* _YOUR INSTRUCTIONS_
Copy each line below that includes "Fallen".
== == ==
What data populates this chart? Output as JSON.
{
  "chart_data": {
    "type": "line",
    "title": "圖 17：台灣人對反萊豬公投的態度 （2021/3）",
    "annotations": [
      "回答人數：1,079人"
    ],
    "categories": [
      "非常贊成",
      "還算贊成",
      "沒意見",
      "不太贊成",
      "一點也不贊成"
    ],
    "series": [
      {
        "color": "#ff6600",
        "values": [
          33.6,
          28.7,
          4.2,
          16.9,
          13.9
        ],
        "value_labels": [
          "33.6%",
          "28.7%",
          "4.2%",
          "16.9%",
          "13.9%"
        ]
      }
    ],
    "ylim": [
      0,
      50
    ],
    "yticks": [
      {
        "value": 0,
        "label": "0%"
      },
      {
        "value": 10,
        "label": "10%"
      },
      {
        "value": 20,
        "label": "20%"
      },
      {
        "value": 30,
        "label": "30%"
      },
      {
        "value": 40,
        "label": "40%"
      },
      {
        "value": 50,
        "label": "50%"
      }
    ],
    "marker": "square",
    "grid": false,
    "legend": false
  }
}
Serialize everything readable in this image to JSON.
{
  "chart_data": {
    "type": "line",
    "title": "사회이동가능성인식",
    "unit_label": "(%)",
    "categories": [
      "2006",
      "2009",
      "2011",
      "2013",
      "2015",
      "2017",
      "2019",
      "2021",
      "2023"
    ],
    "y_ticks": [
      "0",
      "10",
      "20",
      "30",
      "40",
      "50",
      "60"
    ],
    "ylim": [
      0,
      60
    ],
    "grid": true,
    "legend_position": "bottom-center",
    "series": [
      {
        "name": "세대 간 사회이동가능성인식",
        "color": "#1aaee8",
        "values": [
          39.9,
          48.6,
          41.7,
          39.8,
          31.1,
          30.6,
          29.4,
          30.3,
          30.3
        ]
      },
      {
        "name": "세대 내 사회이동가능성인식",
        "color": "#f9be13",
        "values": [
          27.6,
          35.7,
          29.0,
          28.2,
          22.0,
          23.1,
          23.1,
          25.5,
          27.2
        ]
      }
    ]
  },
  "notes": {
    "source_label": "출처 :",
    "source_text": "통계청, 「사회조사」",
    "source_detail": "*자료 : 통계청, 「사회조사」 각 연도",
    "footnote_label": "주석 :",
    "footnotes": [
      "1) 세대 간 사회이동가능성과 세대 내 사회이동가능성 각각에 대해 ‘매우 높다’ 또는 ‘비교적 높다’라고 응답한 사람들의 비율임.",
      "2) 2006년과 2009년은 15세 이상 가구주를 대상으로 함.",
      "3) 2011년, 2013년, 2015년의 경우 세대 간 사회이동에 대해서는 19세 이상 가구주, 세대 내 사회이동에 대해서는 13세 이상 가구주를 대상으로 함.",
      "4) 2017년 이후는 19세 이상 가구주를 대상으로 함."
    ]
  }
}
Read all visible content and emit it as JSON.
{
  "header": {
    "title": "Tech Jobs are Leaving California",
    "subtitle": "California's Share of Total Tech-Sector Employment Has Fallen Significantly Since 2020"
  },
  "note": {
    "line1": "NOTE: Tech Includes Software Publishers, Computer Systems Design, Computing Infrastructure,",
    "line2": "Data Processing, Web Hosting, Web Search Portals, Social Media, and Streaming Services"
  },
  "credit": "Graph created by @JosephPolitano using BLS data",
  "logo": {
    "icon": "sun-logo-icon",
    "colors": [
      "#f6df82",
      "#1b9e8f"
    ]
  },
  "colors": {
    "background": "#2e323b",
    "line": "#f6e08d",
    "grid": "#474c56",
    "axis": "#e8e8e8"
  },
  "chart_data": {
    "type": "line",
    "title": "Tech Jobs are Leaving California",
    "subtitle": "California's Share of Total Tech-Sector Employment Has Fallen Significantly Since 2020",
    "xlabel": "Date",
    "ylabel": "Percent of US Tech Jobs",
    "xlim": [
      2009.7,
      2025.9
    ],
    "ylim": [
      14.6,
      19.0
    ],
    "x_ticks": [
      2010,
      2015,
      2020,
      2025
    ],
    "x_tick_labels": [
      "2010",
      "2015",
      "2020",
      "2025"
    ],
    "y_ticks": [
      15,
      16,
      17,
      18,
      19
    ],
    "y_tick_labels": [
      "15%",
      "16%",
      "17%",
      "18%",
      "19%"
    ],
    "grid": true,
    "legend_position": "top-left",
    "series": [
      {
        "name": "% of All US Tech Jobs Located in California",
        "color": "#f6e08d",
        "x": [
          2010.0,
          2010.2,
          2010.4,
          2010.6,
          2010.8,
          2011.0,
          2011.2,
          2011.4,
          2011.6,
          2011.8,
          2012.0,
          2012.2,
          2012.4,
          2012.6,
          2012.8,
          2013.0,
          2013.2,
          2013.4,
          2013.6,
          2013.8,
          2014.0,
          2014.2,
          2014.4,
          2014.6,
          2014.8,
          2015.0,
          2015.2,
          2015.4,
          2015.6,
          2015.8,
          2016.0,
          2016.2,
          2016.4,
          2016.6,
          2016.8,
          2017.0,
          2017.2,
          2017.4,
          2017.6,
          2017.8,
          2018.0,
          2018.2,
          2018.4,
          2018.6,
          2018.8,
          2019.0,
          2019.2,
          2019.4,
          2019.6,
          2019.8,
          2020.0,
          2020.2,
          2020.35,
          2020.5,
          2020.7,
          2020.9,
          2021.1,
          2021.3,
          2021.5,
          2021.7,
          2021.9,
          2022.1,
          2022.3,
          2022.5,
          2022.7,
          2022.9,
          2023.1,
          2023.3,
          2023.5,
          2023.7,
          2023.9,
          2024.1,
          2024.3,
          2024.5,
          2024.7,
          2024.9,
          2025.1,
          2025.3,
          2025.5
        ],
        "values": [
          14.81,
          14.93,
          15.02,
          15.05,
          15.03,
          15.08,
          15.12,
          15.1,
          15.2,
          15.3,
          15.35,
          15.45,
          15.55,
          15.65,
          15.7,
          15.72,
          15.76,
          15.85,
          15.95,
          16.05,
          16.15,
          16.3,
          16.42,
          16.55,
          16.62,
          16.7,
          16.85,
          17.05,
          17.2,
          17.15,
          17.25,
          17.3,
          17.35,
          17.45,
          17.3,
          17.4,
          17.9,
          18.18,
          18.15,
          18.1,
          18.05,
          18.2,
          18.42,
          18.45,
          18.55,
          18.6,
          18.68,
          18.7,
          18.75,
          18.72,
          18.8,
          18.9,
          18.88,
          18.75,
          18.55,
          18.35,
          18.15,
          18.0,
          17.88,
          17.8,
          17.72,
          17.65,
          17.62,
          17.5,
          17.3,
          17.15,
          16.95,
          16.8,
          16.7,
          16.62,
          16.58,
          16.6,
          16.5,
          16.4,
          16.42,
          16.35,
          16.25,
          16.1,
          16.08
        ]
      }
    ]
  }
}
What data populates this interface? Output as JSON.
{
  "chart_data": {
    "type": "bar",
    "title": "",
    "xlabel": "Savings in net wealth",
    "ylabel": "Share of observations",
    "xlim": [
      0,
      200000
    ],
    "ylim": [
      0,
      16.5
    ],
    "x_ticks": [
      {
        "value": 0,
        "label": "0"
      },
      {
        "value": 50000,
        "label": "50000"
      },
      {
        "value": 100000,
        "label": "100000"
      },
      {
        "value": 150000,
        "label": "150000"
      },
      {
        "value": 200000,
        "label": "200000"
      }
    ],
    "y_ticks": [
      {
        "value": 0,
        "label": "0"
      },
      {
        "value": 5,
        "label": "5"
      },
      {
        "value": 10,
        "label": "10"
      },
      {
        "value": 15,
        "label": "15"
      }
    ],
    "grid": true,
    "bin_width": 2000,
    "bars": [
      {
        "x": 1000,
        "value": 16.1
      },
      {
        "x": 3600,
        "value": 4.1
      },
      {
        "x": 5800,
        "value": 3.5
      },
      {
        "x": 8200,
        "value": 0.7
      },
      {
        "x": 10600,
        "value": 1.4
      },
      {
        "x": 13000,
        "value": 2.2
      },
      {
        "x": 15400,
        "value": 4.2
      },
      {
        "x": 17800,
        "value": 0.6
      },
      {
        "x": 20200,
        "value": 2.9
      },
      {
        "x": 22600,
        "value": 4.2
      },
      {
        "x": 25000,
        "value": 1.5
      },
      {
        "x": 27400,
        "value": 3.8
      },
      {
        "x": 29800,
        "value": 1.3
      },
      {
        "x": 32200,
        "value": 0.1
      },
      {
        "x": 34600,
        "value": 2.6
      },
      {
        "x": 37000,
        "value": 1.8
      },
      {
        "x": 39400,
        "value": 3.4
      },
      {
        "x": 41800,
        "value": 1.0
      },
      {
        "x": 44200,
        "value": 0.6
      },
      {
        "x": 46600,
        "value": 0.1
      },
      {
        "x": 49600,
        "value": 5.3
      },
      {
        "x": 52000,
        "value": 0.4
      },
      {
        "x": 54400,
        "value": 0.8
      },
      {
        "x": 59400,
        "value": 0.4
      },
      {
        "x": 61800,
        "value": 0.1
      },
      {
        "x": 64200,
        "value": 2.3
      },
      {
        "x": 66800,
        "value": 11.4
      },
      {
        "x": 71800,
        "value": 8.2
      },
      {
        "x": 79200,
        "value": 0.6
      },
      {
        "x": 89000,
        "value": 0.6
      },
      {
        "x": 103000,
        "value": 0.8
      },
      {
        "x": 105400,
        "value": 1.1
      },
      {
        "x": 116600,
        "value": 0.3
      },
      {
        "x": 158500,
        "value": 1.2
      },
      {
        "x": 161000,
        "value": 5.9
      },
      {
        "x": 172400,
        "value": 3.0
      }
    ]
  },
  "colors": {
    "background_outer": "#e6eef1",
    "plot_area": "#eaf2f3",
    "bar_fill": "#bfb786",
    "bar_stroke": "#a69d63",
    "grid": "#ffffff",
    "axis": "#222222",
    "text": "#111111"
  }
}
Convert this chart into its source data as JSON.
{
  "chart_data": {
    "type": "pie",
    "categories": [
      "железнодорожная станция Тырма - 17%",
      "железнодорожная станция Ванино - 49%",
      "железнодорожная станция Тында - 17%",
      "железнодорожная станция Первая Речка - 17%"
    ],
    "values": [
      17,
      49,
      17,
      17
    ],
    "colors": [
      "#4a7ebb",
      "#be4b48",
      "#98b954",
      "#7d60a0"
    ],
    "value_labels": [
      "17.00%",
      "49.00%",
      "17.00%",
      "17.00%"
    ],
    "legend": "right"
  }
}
== == ==
* _TASK RESULT_
    "subtitle": "California's Share of Total Tech-Sector Employment Has Fallen Significantly Since 2020"
    "subtitle": "California's Share of Total Tech-Sector Employment Has Fallen Significantly Since 2020",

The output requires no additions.